Task instructions: Give the count of lines containing the string "jumping", with no other output.

Record extracts:
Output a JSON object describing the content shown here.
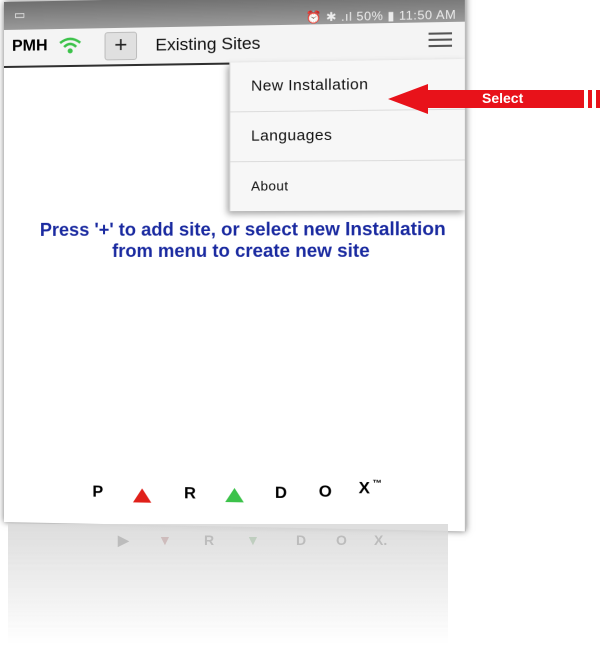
{
  "status_bar": {
    "text": "⏰ ✱ .ıl 50% ▮ 11:50 AM"
  },
  "app_bar": {
    "brand": "PMH",
    "add_button": "+",
    "title": "Existing Sites"
  },
  "menu": {
    "items": [
      {
        "label": "New Installation"
      },
      {
        "label": "Languages"
      },
      {
        "label": "About"
      }
    ]
  },
  "hint": "Press '+' to add site, or select new Installation from menu to create new site",
  "logo": {
    "letters": [
      "P",
      "R",
      "D",
      "O",
      "X"
    ],
    "trademark": "™"
  },
  "annotation": {
    "label": "Select"
  },
  "colors": {
    "accent_green": "#3cc24a",
    "logo_red": "#e0201a",
    "hint_blue": "#1a2aa0",
    "arrow_red": "#e8121a"
  }
}
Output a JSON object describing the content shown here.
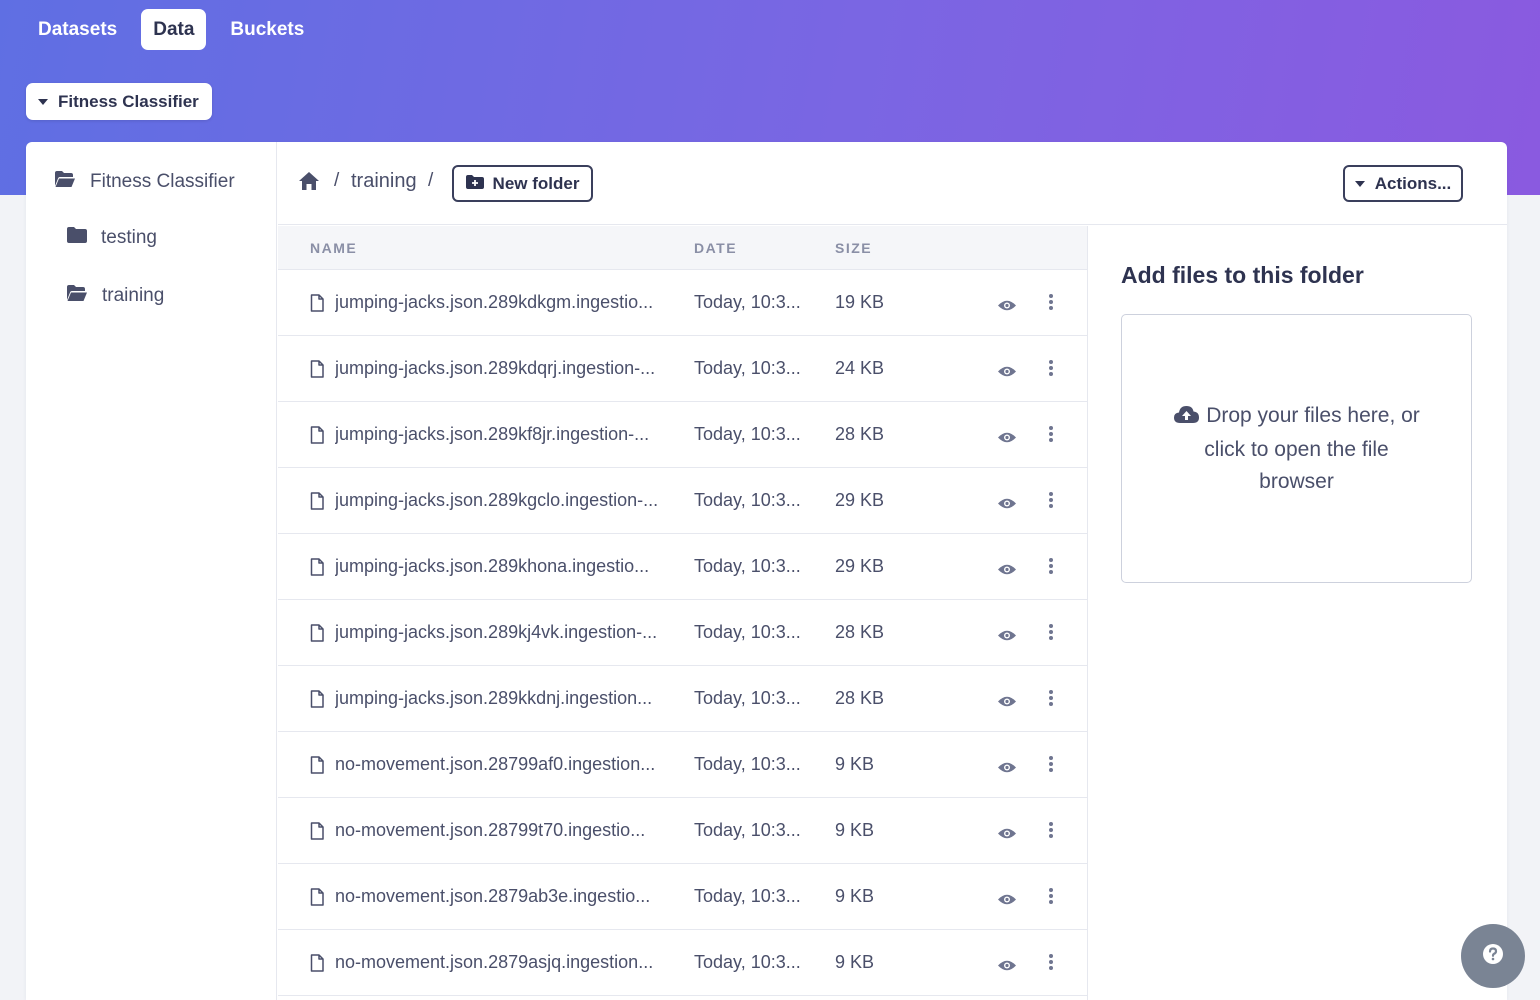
{
  "top_tabs": [
    {
      "label": "Datasets",
      "active": false
    },
    {
      "label": "Data",
      "active": true
    },
    {
      "label": "Buckets",
      "active": false
    }
  ],
  "project": {
    "label": "Fitness Classifier"
  },
  "sidebar": {
    "root": {
      "label": "Fitness Classifier",
      "icon": "folder-open-icon"
    },
    "items": [
      {
        "label": "testing",
        "icon": "folder-icon"
      },
      {
        "label": "training",
        "icon": "folder-open-icon"
      }
    ]
  },
  "toolbar": {
    "breadcrumb_sep": "/",
    "crumb": "training",
    "new_folder_label": "New folder",
    "actions_label": "Actions..."
  },
  "table": {
    "columns": {
      "name": "NAME",
      "date": "DATE",
      "size": "SIZE"
    },
    "rows": [
      {
        "name": "jumping-jacks.json.289kdkgm.ingestio...",
        "date": "Today, 10:3...",
        "size": "19 KB"
      },
      {
        "name": "jumping-jacks.json.289kdqrj.ingestion-...",
        "date": "Today, 10:3...",
        "size": "24 KB"
      },
      {
        "name": "jumping-jacks.json.289kf8jr.ingestion-...",
        "date": "Today, 10:3...",
        "size": "28 KB"
      },
      {
        "name": "jumping-jacks.json.289kgclo.ingestion-...",
        "date": "Today, 10:3...",
        "size": "29 KB"
      },
      {
        "name": "jumping-jacks.json.289khona.ingestio...",
        "date": "Today, 10:3...",
        "size": "29 KB"
      },
      {
        "name": "jumping-jacks.json.289kj4vk.ingestion-...",
        "date": "Today, 10:3...",
        "size": "28 KB"
      },
      {
        "name": "jumping-jacks.json.289kkdnj.ingestion...",
        "date": "Today, 10:3...",
        "size": "28 KB"
      },
      {
        "name": "no-movement.json.28799af0.ingestion...",
        "date": "Today, 10:3...",
        "size": "9 KB"
      },
      {
        "name": "no-movement.json.28799t70.ingestio...",
        "date": "Today, 10:3...",
        "size": "9 KB"
      },
      {
        "name": "no-movement.json.2879ab3e.ingestio...",
        "date": "Today, 10:3...",
        "size": "9 KB"
      },
      {
        "name": "no-movement.json.2879asjq.ingestion...",
        "date": "Today, 10:3...",
        "size": "9 KB"
      }
    ]
  },
  "upload": {
    "title": "Add files to this folder",
    "drop_text": "Drop your files here, or click to open the file browser",
    "icon": "cloud-upload-icon"
  },
  "help": {
    "icon": "question-icon"
  },
  "colors": {
    "gradient_start": "#5f6fe3",
    "gradient_end": "#8a5ae0",
    "text_dark": "#2e3350",
    "icon_gray": "#7a8494"
  }
}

Answer to the task: 7